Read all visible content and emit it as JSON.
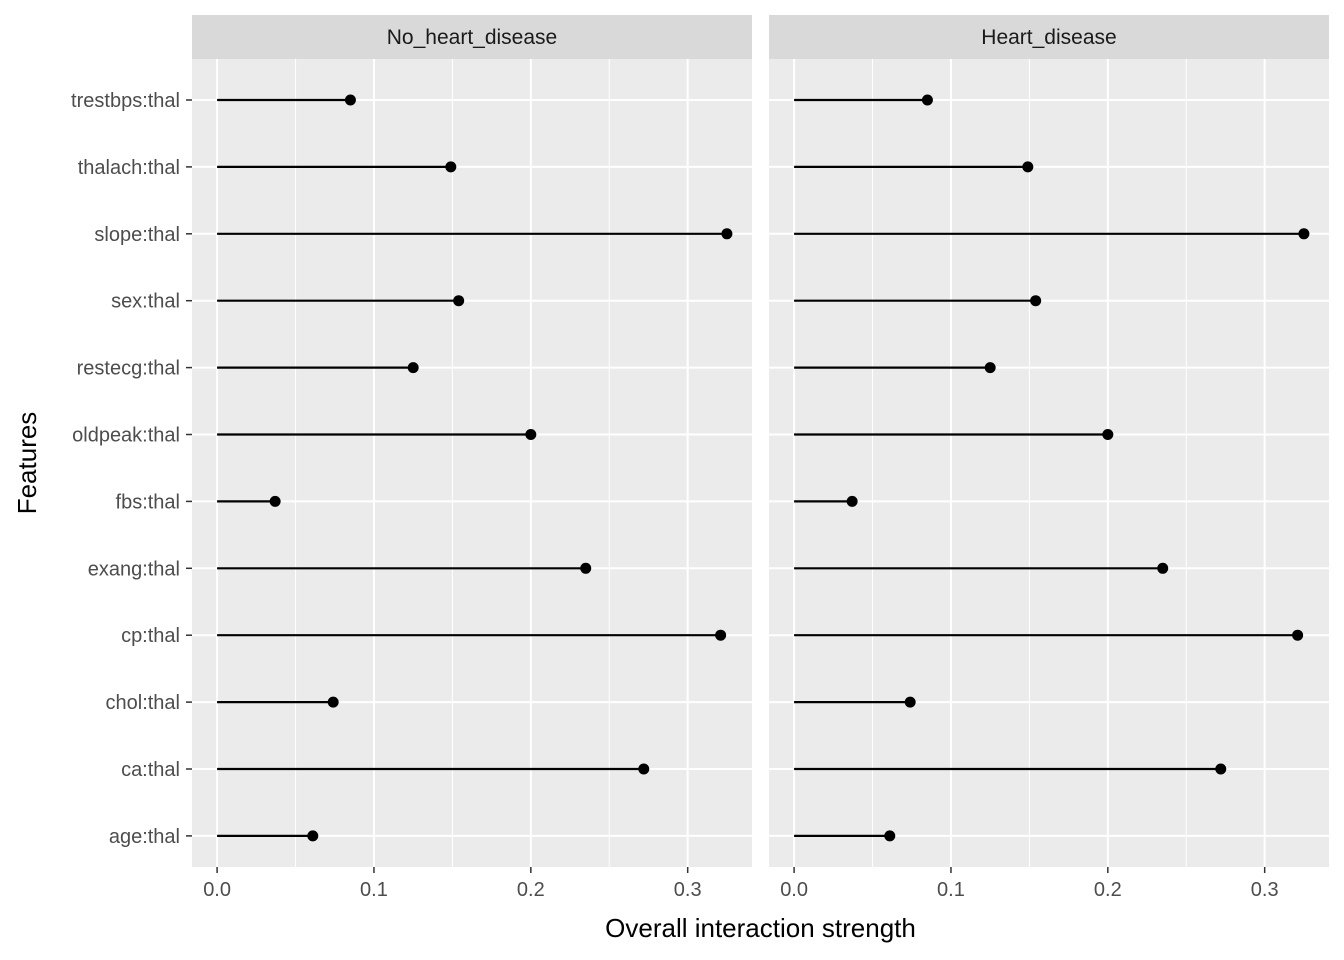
{
  "chart_data": {
    "type": "lollipop",
    "title": "",
    "xlabel": "Overall interaction strength",
    "ylabel": "Features",
    "xlim": [
      -0.016,
      0.341
    ],
    "xticks": [
      0.0,
      0.1,
      0.2,
      0.3
    ],
    "xtick_labels": [
      "0.0",
      "0.1",
      "0.2",
      "0.3"
    ],
    "categories": [
      "trestbps:thal",
      "thalach:thal",
      "slope:thal",
      "sex:thal",
      "restecg:thal",
      "oldpeak:thal",
      "fbs:thal",
      "exang:thal",
      "cp:thal",
      "chol:thal",
      "ca:thal",
      "age:thal"
    ],
    "panels": [
      {
        "name": "No_heart_disease",
        "values": [
          0.085,
          0.149,
          0.325,
          0.154,
          0.125,
          0.2,
          0.037,
          0.235,
          0.321,
          0.074,
          0.272,
          0.061
        ]
      },
      {
        "name": "Heart_disease",
        "values": [
          0.085,
          0.149,
          0.325,
          0.154,
          0.125,
          0.2,
          0.037,
          0.235,
          0.321,
          0.074,
          0.272,
          0.061
        ]
      }
    ],
    "colors": {
      "panel_bg": "#ebebeb",
      "strip_bg": "#d9d9d9",
      "grid": "#ffffff",
      "mark": "#000000",
      "tick": "#333333"
    }
  }
}
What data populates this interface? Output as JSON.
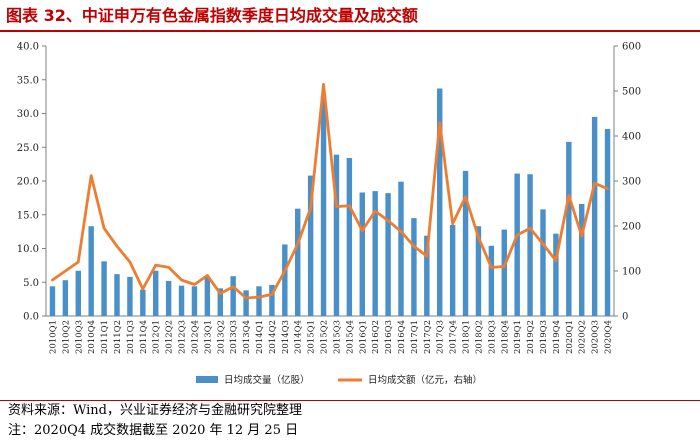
{
  "title": "图表 32、中证申万有色金属指数季度日均成交量及成交额",
  "source": "资料来源：Wind，兴业证券经济与金融研究院整理",
  "footnote": "注：2020Q4 成交数据截至 2020 年 12 月 25 日",
  "colors": {
    "title": "#c00000",
    "bar": "#4a90c8",
    "line": "#ed7d31"
  },
  "chart_data": {
    "type": "bar",
    "categories": [
      "2010Q1",
      "2010Q2",
      "2010Q3",
      "2010Q4",
      "2011Q1",
      "2011Q2",
      "2011Q3",
      "2011Q4",
      "2012Q1",
      "2012Q2",
      "2012Q3",
      "2012Q4",
      "2013Q1",
      "2013Q2",
      "2013Q3",
      "2013Q4",
      "2014Q1",
      "2014Q2",
      "2014Q3",
      "2014Q4",
      "2015Q1",
      "2015Q2",
      "2015Q3",
      "2015Q4",
      "2016Q1",
      "2016Q2",
      "2016Q3",
      "2016Q4",
      "2017Q1",
      "2017Q2",
      "2017Q3",
      "2017Q4",
      "2018Q1",
      "2018Q2",
      "2018Q3",
      "2018Q4",
      "2019Q1",
      "2019Q2",
      "2019Q3",
      "2019Q4",
      "2020Q1",
      "2020Q2",
      "2020Q3",
      "2020Q4"
    ],
    "series": [
      {
        "name": "日均成交量（亿股）",
        "axis": "left",
        "type": "bar",
        "values": [
          4.4,
          5.3,
          6.7,
          13.3,
          8.1,
          6.2,
          5.8,
          3.9,
          6.7,
          5.2,
          4.5,
          4.4,
          5.7,
          4.1,
          5.9,
          3.8,
          4.4,
          4.6,
          10.6,
          15.9,
          20.8,
          32.6,
          23.9,
          23.4,
          18.3,
          18.5,
          18.2,
          19.9,
          14.5,
          11.9,
          33.7,
          13.5,
          21.5,
          13.3,
          10.4,
          12.8,
          21.1,
          21.0,
          15.8,
          12.2,
          25.8,
          16.6,
          29.5,
          27.7
        ]
      },
      {
        "name": "日均成交额（亿元，右轴）",
        "axis": "right",
        "type": "line",
        "values": [
          80,
          100,
          120,
          312,
          195,
          155,
          120,
          60,
          113,
          108,
          80,
          70,
          90,
          50,
          65,
          40,
          42,
          48,
          100,
          160,
          240,
          515,
          243,
          245,
          190,
          233,
          212,
          188,
          155,
          133,
          430,
          205,
          265,
          175,
          108,
          110,
          180,
          195,
          160,
          123,
          268,
          178,
          295,
          283
        ]
      }
    ],
    "y_left": {
      "ylim": [
        0,
        40
      ],
      "ticks": [
        "0.0",
        "5.0",
        "10.0",
        "15.0",
        "20.0",
        "25.0",
        "30.0",
        "35.0",
        "40.0"
      ]
    },
    "y_right": {
      "ylim": [
        0,
        600
      ],
      "ticks": [
        "0",
        "100",
        "200",
        "300",
        "400",
        "500",
        "600"
      ]
    },
    "legend": {
      "position": "bottom"
    },
    "grid": false
  }
}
———
- [Task to carry out]
Filter the entries and copy out every line with the word "JSON".

- [Response]
Read all visible content and emit it as JSON.
What data populates this interface? Output as JSON.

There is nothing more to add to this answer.